### Document excerpt

## Begin

Single by I.O.I

from the album Chrysalis
- Released: April 5, 2016
- Recorded: 2016
- Genre: K-pop; dance-pop; electropop;
- Length: 3:32
- Label: CJ E&M
- Songwriters: Seo Ji-eum; Seo Jung-ah; Nermin Harmabasic; August Rigo; Justin Davey; Ryan S. Jhun; iDR; Melanie Fontana; Michel Schulz; Courtney Jenaé Stahl;
- Producers: Michel Schulz; August Rigo; Justin Davey; Nermin Harmabasic; Ryan S. Jhun; Melanie Fontana; iDR; Courtney Jenaé Stahl;

I.O.I singles chronology
| "Pick Me" (2015) | "Crush" (2016) | "Dream Girls" (2016) |

Music video
- "Crush" on YouTube

= Crush (I.O.I song) =

Music single by South Korean girl group I.O.I

"Crush" is the pre-debut single by South Korean girl group I.O.I. It was released online as a digital single on April 5, 2016 through CJ E&M.

==Background==

CJ E&M formed I.O.I through the reality competition series Produce 101 on Mnet. The song "Crush" was announced to be the debut song for the winners of the series. However, shortly before the end of the series, YMC Entertainment and Mnet decided to postpone the debut of I.O.I until May to give the group more time to prepare. They decided that "Crush" would be released as a pre-debut single by I.O.I after the conclusion of Produce 101.

## End

### Data provided
## Begin

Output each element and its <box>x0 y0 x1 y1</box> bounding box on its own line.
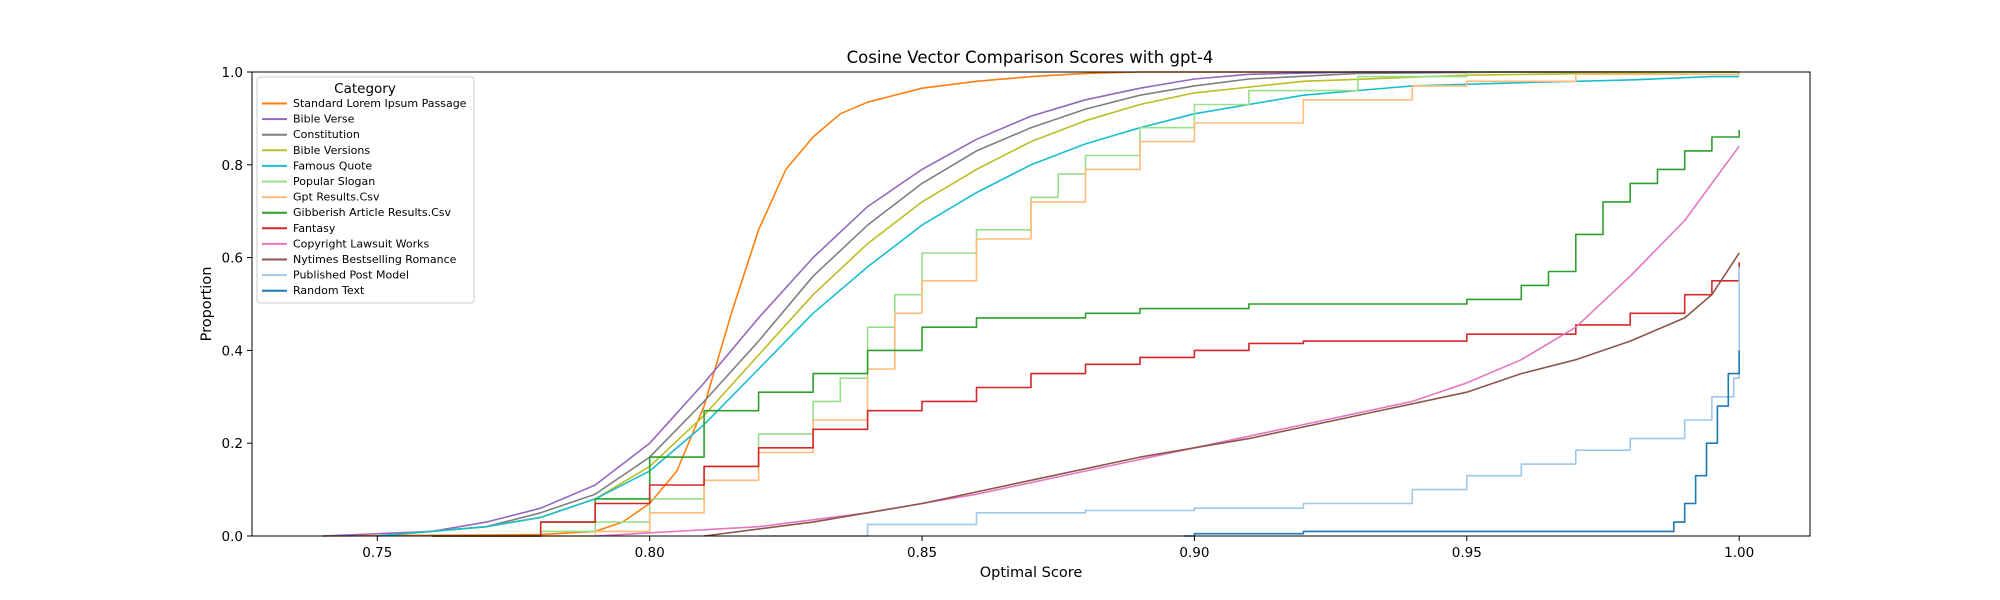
legend-entry: Bible Verse <box>293 113 355 126</box>
series-line-nytimes-bestselling-romance <box>703 252 1740 537</box>
series-line-gibberish-article-results-csv <box>431 130 1740 537</box>
x-tick-label: 1.00 <box>1724 545 1754 561</box>
legend-entry: Standard Lorem Ipsum Passage <box>293 97 467 110</box>
legend-entry: Copyright Lawsuit Works <box>293 237 430 250</box>
legend-entry: Fantasy <box>293 222 336 235</box>
series-line-random-text <box>1183 350 1740 537</box>
axis-layer: 0.75 0.80 0.85 0.90 0.95 1.00 0.0 0.2 0.4 0.6 0.8 1… <box>222 65 1755 561</box>
legend-box <box>256 76 475 304</box>
y-tick-label: 0.2 <box>222 436 243 452</box>
legend-entry: Popular Slogan <box>293 175 375 188</box>
series-line-bible-verse <box>322 71 1740 537</box>
x-axis-label: Optimal Score <box>980 565 1083 581</box>
series-line-constitution <box>377 71 1740 537</box>
series-line-popular-slogan <box>431 71 1740 537</box>
legend-title: Category <box>334 81 396 97</box>
legend-entry: Famous Quote <box>293 159 372 172</box>
legend-entry: Gibberish Article Results.Csv <box>293 206 452 219</box>
legend-entry: Constitution <box>293 128 360 141</box>
y-tick-label: 0.6 <box>222 251 243 267</box>
legend-entry: Random Text <box>293 284 365 297</box>
legend-items: Standard Lorem Ipsum Passage Bible Verse C… <box>262 97 467 297</box>
y-tick-label: 0.8 <box>222 158 243 174</box>
x-tick-label: 0.95 <box>1452 545 1482 561</box>
plot-frame <box>251 71 1811 537</box>
y-axis-label: Proportion <box>199 267 215 342</box>
legend-entry: Bible Versions <box>293 144 370 157</box>
legend: Category Standard Lorem Ipsum Passage Bib… <box>256 76 475 304</box>
x-tick-label: 0.85 <box>907 545 937 561</box>
x-tick-label: 0.75 <box>362 545 392 561</box>
y-tick-label: 0.4 <box>222 343 243 359</box>
chart-title: Cosine Vector Comparison Scores with gpt… <box>847 48 1214 67</box>
x-tick-label: 0.80 <box>635 545 665 561</box>
series-layer <box>322 71 1740 537</box>
y-tick-label: 0.0 <box>222 529 243 545</box>
legend-entry: Gpt Results.Csv <box>293 191 380 204</box>
legend-entry: Nytimes Bestselling Romance <box>293 253 457 266</box>
y-tick-label: 1.0 <box>222 65 243 81</box>
x-tick-label: 0.90 <box>1179 545 1209 561</box>
legend-entry: Published Post Model <box>293 269 409 282</box>
series-line-fantasy <box>431 262 1740 537</box>
series-line-famous-quote <box>377 75 1740 537</box>
series-line-published-post-model <box>758 266 1740 537</box>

## End

### Required actions
a - Which genres does the page on the I.O.I song "Crush" list for the single?
b - Can you take the page on the I.O.I song "Crush" further, picking up after its last sentence?

### Answers to the exercise
a - K-pop, dance-pop, electropop

b -
In the final episode, which was broadcast live on April 1, 2016, the remaining 22 contestants performed the song as their final assessment, after which viewers voted for their favorite contestant. After the voting period, the top 11 contestants were announced and became the members of the new group I.O.I. The members of I.O.I then recorded "Crush", which was released as a pre-debut single on April 5. The music video for the song was released the same day.

== Commercial performance ==
"Crush" entered and peaked at number 12 on South Korea's Gaon Digital Chart, on the week ending April 9. On the following week ending April 16, the song fell eighteen places, charting at number 30. In its third and fourth consecutive week in the chart, the song stayed at number 39. In its seventh week, ending May 21, the song charted at number 81, the lowest since the debut.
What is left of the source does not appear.